## [YOUR GOAL]
The exercise asks for every line of the data to be reproduced exactly.

◆ ◆ ◆ ◆

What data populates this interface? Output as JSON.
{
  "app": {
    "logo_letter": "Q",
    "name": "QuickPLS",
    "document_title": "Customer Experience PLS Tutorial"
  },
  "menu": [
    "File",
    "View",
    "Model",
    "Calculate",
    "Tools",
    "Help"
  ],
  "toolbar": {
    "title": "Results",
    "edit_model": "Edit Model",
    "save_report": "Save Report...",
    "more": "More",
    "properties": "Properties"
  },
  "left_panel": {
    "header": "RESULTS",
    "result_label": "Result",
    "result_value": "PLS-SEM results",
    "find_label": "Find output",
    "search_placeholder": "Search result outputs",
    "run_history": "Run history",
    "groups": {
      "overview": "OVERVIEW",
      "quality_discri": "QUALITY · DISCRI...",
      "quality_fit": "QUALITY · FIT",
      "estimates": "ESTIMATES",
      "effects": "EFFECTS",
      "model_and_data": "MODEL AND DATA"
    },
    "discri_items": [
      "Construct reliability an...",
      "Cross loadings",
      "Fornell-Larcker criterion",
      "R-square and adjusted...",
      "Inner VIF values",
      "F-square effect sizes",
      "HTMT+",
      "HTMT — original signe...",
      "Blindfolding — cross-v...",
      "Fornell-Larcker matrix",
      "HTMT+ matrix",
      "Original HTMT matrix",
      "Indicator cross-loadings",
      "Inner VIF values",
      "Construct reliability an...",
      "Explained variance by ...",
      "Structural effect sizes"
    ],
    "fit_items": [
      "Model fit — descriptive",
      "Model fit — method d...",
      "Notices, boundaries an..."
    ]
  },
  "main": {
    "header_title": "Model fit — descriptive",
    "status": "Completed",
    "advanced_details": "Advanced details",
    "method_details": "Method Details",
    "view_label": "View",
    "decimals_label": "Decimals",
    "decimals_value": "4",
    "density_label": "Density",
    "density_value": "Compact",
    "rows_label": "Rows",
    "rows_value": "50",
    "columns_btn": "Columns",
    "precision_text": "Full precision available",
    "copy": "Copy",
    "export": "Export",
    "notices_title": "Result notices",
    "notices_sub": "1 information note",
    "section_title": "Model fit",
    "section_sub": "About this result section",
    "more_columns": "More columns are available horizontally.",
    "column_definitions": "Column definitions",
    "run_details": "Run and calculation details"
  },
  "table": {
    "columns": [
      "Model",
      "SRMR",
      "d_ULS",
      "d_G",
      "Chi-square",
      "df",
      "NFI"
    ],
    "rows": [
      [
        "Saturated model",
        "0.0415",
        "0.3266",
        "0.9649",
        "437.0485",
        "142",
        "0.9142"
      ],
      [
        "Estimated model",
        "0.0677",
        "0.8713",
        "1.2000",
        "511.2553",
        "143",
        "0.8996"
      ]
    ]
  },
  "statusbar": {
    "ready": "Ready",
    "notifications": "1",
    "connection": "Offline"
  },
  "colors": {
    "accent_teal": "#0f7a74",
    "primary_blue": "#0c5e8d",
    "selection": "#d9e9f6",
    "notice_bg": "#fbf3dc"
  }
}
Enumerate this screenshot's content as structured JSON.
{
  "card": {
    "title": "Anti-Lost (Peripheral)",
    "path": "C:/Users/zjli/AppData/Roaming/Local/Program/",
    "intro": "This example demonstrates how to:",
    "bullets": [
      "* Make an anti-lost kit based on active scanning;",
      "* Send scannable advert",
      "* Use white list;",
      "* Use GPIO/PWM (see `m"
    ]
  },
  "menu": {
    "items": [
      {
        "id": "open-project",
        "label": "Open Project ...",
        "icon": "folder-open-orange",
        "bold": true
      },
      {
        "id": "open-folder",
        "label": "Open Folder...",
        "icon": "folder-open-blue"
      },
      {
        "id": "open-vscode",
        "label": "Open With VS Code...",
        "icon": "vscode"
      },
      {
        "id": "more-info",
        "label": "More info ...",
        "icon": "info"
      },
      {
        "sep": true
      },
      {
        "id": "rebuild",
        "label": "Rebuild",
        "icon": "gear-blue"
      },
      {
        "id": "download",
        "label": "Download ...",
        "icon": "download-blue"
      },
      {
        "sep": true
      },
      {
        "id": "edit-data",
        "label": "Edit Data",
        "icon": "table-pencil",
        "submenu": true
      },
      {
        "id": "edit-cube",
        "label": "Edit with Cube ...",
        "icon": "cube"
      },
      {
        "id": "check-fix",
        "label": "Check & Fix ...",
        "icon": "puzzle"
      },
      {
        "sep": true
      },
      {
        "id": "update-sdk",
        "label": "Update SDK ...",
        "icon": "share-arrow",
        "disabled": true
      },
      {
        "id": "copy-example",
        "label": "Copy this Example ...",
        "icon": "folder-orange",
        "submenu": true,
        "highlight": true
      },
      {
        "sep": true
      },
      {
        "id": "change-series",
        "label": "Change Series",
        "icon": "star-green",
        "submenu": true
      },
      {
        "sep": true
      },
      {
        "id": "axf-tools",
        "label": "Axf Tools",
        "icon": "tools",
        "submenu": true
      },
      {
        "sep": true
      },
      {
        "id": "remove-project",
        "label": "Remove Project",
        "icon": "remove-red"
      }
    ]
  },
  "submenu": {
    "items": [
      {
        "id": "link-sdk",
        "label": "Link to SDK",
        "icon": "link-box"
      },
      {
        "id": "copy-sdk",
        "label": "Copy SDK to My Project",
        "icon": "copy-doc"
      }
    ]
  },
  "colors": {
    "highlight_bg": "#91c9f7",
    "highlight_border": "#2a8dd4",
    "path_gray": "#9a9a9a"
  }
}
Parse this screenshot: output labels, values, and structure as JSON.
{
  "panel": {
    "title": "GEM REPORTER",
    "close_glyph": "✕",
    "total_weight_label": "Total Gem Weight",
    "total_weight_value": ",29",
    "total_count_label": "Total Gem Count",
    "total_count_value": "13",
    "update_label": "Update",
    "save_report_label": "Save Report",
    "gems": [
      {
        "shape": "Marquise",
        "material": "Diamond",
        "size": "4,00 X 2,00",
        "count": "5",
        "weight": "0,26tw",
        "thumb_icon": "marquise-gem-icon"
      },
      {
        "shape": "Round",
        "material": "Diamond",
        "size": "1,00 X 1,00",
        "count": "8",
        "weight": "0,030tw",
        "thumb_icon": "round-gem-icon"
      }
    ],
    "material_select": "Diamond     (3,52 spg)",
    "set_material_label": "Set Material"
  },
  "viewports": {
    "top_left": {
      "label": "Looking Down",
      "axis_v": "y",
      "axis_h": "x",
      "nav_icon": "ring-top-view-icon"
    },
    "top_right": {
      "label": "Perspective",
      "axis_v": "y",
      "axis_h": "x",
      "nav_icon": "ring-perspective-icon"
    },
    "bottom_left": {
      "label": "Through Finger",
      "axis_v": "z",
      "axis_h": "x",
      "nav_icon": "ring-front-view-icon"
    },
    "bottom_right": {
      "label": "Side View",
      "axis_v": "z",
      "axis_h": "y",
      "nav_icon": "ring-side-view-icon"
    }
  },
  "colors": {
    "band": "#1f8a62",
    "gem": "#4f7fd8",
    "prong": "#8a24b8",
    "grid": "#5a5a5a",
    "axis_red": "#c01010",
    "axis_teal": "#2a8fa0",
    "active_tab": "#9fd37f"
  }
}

◆ ◆ ◆ ◆

## [THE COMPLETED TASK]
What data populates this interface? Output as JSON.
{
  "app": {
    "logo_letter": "Q",
    "name": "QuickPLS",
    "document_title": "Customer Experience PLS Tutorial"
  },
  "menu": [
    "File",
    "View",
    "Model",
    "Calculate",
    "Tools",
    "Help"
  ],
  "toolbar": {
    "title": "Results",
    "edit_model": "Edit Model",
    "save_report": "Save Report...",
    "more": "More",
    "properties": "Properties"
  },
  "left_panel": {
    "header": "RESULTS",
    "result_label": "Result",
    "result_value": "PLS-SEM results",
    "find_label": "Find output",
    "search_placeholder": "Search result outputs",
    "run_history": "Run history",
    "groups": {
      "overview": "OVERVIEW",
      "quality_discri": "QUALITY · DISCRI...",
      "quality_fit": "QUALITY · FIT",
      "estimates": "ESTIMATES",
      "effects": "EFFECTS",
      "model_and_data": "MODEL AND DATA"
    },
    "discri_items": [
      "Construct reliability an...",
      "Cross loadings",
      "Fornell-Larcker criterion",
      "R-square and adjusted...",
      "Inner VIF values",
      "F-square effect sizes",
      "HTMT+",
      "HTMT — original signe...",
      "Blindfolding — cross-v...",
      "Fornell-Larcker matrix",
      "HTMT+ matrix",
      "Original HTMT matrix",
      "Indicator cross-loadings",
      "Inner VIF values",
      "Construct reliability an...",
      "Explained variance by ...",
      "Structural effect sizes"
    ],
    "fit_items": [
      "Model fit — descriptive",
      "Model fit — method d...",
      "Notices, boundaries an..."
    ]
  },
  "main": {
    "header_title": "Model fit — descriptive",
    "status": "Completed",
    "advanced_details": "Advanced details",
    "method_details": "Method Details",
    "view_label": "View",
    "decimals_label": "Decimals",
    "decimals_value": "4",
    "density_label": "Density",
    "density_value": "Compact",
    "rows_label": "Rows",
    "rows_value": "50",
    "columns_btn": "Columns",
    "precision_text": "Full precision available",
    "copy": "Copy",
    "export": "Export",
    "notices_title": "Result notices",
    "notices_sub": "1 information note",
    "section_title": "Model fit",
    "section_sub": "About this result section",
    "more_columns": "More columns are available horizontally.",
    "column_definitions": "Column definitions",
    "run_details": "Run and calculation details"
  },
  "table": {
    "columns": [
      "Model",
      "SRMR",
      "d_ULS",
      "d_G",
      "Chi-square",
      "df",
      "NFI"
    ],
    "rows": [
      [
        "Saturated model",
        "0.0415",
        "0.3266",
        "0.9649",
        "437.0485",
        "142",
        "0.9142"
      ],
      [
        "Estimated model",
        "0.0677",
        "0.8713",
        "1.2000",
        "511.2553",
        "143",
        "0.8996"
      ]
    ]
  },
  "statusbar": {
    "ready": "Ready",
    "notifications": "1",
    "connection": "Offline"
  },
  "colors": {
    "accent_teal": "#0f7a74",
    "primary_blue": "#0c5e8d",
    "selection": "#d9e9f6",
    "notice_bg": "#fbf3dc"
  }
}
Enumerate this screenshot's content as structured JSON.
{
  "card": {
    "title": "Anti-Lost (Peripheral)",
    "path": "C:/Users/zjli/AppData/Roaming/Local/Program/",
    "intro": "This example demonstrates how to:",
    "bullets": [
      "* Make an anti-lost kit based on active scanning;",
      "* Send scannable advert",
      "* Use white list;",
      "* Use GPIO/PWM (see `m"
    ]
  },
  "menu": {
    "items": [
      {
        "id": "open-project",
        "label": "Open Project ...",
        "icon": "folder-open-orange",
        "bold": true
      },
      {
        "id": "open-folder",
        "label": "Open Folder...",
        "icon": "folder-open-blue"
      },
      {
        "id": "open-vscode",
        "label": "Open With VS Code...",
        "icon": "vscode"
      },
      {
        "id": "more-info",
        "label": "More info ...",
        "icon": "info"
      },
      {
        "sep": true
      },
      {
        "id": "rebuild",
        "label": "Rebuild",
        "icon": "gear-blue"
      },
      {
        "id": "download",
        "label": "Download ...",
        "icon": "download-blue"
      },
      {
        "sep": true
      },
      {
        "id": "edit-data",
        "label": "Edit Data",
        "icon": "table-pencil",
        "submenu": true
      },
      {
        "id": "edit-cube",
        "label": "Edit with Cube ...",
        "icon": "cube"
      },
      {
        "id": "check-fix",
        "label": "Check & Fix ...",
        "icon": "puzzle"
      },
      {
        "sep": true
      },
      {
        "id": "update-sdk",
        "label": "Update SDK ...",
        "icon": "share-arrow",
        "disabled": true
      },
      {
        "id": "copy-example",
        "label": "Copy this Example ...",
        "icon": "folder-orange",
        "submenu": true,
        "highlight": true
      },
      {
        "sep": true
      },
      {
        "id": "change-series",
        "label": "Change Series",
        "icon": "star-green",
        "submenu": true
      },
      {
        "sep": true
      },
      {
        "id": "axf-tools",
        "label": "Axf Tools",
        "icon": "tools",
        "submenu": true
      },
      {
        "sep": true
      },
      {
        "id": "remove-project",
        "label": "Remove Project",
        "icon": "remove-red"
      }
    ]
  },
  "submenu": {
    "items": [
      {
        "id": "link-sdk",
        "label": "Link to SDK",
        "icon": "link-box"
      },
      {
        "id": "copy-sdk",
        "label": "Copy SDK to My Project",
        "icon": "copy-doc"
      }
    ]
  },
  "colors": {
    "highlight_bg": "#91c9f7",
    "highlight_border": "#2a8dd4",
    "path_gray": "#9a9a9a"
  }
}
Parse this screenshot: output labels, values, and structure as JSON.
{
  "panel": {
    "title": "GEM REPORTER",
    "close_glyph": "✕",
    "total_weight_label": "Total Gem Weight",
    "total_weight_value": ",29",
    "total_count_label": "Total Gem Count",
    "total_count_value": "13",
    "update_label": "Update",
    "save_report_label": "Save Report",
    "gems": [
      {
        "shape": "Marquise",
        "material": "Diamond",
        "size": "4,00 X 2,00",
        "count": "5",
        "weight": "0,26tw",
        "thumb_icon": "marquise-gem-icon"
      },
      {
        "shape": "Round",
        "material": "Diamond",
        "size": "1,00 X 1,00",
        "count": "8",
        "weight": "0,030tw",
        "thumb_icon": "round-gem-icon"
      }
    ],
    "material_select": "Diamond     (3,52 spg)",
    "set_material_label": "Set Material"
  },
  "viewports": {
    "top_left": {
      "label": "Looking Down",
      "axis_v": "y",
      "axis_h": "x",
      "nav_icon": "ring-top-view-icon"
    },
    "top_right": {
      "label": "Perspective",
      "axis_v": "y",
      "axis_h": "x",
      "nav_icon": "ring-perspective-icon"
    },
    "bottom_left": {
      "label": "Through Finger",
      "axis_v": "z",
      "axis_h": "x",
      "nav_icon": "ring-front-view-icon"
    },
    "bottom_right": {
      "label": "Side View",
      "axis_v": "z",
      "axis_h": "y",
      "nav_icon": "ring-side-view-icon"
    }
  },
  "colors": {
    "band": "#1f8a62",
    "gem": "#4f7fd8",
    "prong": "#8a24b8",
    "grid": "#5a5a5a",
    "axis_red": "#c01010",
    "axis_teal": "#2a8fa0",
    "active_tab": "#9fd37f"
  }
}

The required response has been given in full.